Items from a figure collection
####

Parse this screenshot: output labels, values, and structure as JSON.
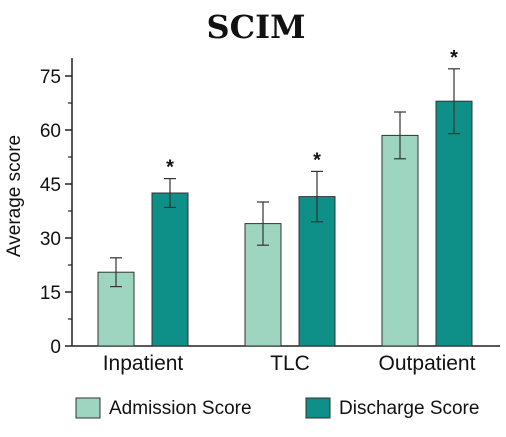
{
  "chart_data": {
    "type": "bar",
    "title": "SCIM",
    "ylabel": "Average score",
    "xlabel": "",
    "ylim": [
      0,
      80
    ],
    "yticks": [
      0,
      15,
      30,
      45,
      60,
      75
    ],
    "categories": [
      "Inpatient",
      "TLC",
      "Outpatient"
    ],
    "series": [
      {
        "name": "Admission Score",
        "color": "#9dd5c0",
        "values": [
          20.5,
          34,
          58.5
        ],
        "error": [
          4,
          6,
          6.5
        ],
        "significance": [
          "",
          "",
          ""
        ]
      },
      {
        "name": "Discharge Score",
        "color": "#0e8f88",
        "values": [
          42.5,
          41.5,
          68
        ],
        "error": [
          4,
          7,
          9
        ],
        "significance": [
          "*",
          "*",
          "*"
        ]
      }
    ],
    "legend_position": "bottom"
  }
}
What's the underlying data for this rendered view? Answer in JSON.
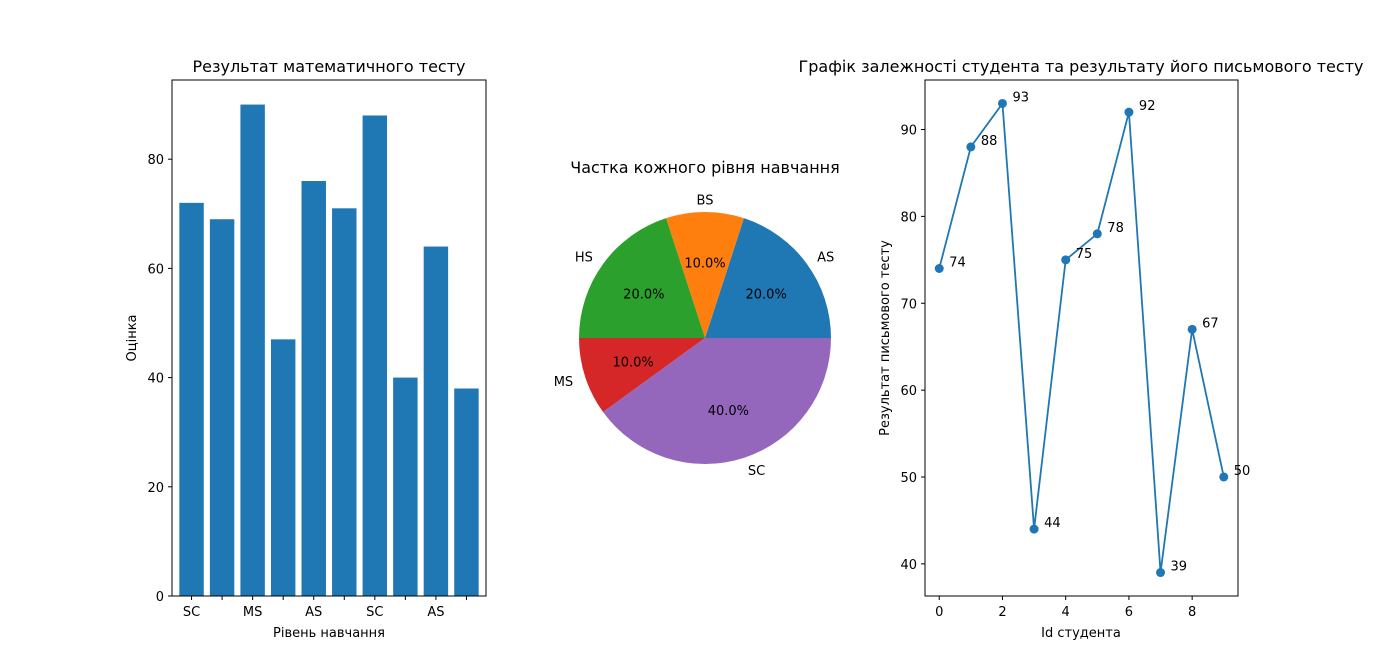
{
  "chart_data": [
    {
      "type": "bar",
      "title": "Результат математичного тесту",
      "xlabel": "Рівень навчання",
      "ylabel": "Оцінка",
      "values": [
        72,
        69,
        90,
        47,
        76,
        71,
        88,
        40,
        64,
        38
      ],
      "xtick_labels": [
        "SC",
        "MS",
        "AS",
        "SC",
        "AS"
      ],
      "ylim": [
        0,
        94.5
      ],
      "yticks": [
        0,
        20,
        40,
        60,
        80
      ],
      "color": "#1f77b4",
      "grid": false
    },
    {
      "type": "pie",
      "title": "Частка кожного рівня навчання",
      "slices": [
        {
          "label": "AS",
          "value": 20.0,
          "pct_label": "20.0%",
          "color": "#1f77b4"
        },
        {
          "label": "BS",
          "value": 10.0,
          "pct_label": "10.0%",
          "color": "#ff7f0e"
        },
        {
          "label": "HS",
          "value": 20.0,
          "pct_label": "20.0%",
          "color": "#2ca02c"
        },
        {
          "label": "MS",
          "value": 10.0,
          "pct_label": "10.0%",
          "color": "#d62728"
        },
        {
          "label": "SC",
          "value": 40.0,
          "pct_label": "40.0%",
          "color": "#9467bd"
        }
      ]
    },
    {
      "type": "line",
      "title": "Графік залежності студента та результату його письмового тесту",
      "xlabel": "Id студента",
      "ylabel": "Результат письмового тесту",
      "x": [
        0,
        1,
        2,
        3,
        4,
        5,
        6,
        7,
        8,
        9
      ],
      "y": [
        74,
        88,
        93,
        44,
        75,
        78,
        92,
        39,
        67,
        50
      ],
      "xlim": [
        -0.45,
        9.45
      ],
      "ylim": [
        36.3,
        95.7
      ],
      "xticks": [
        0,
        2,
        4,
        6,
        8
      ],
      "yticks": [
        40,
        50,
        60,
        70,
        80,
        90
      ],
      "color": "#1f77b4",
      "markers": true,
      "point_labels": true,
      "grid": false
    }
  ]
}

####

*PROMPT*.
Consider the entries above and return each line with the string "JSON".

*OUTPUT FOR THIS EXERCISE*.
Parse this screenshot: output labels, values, and structure as JSON.
What's the underlying data for this rendered view? Answer in JSON.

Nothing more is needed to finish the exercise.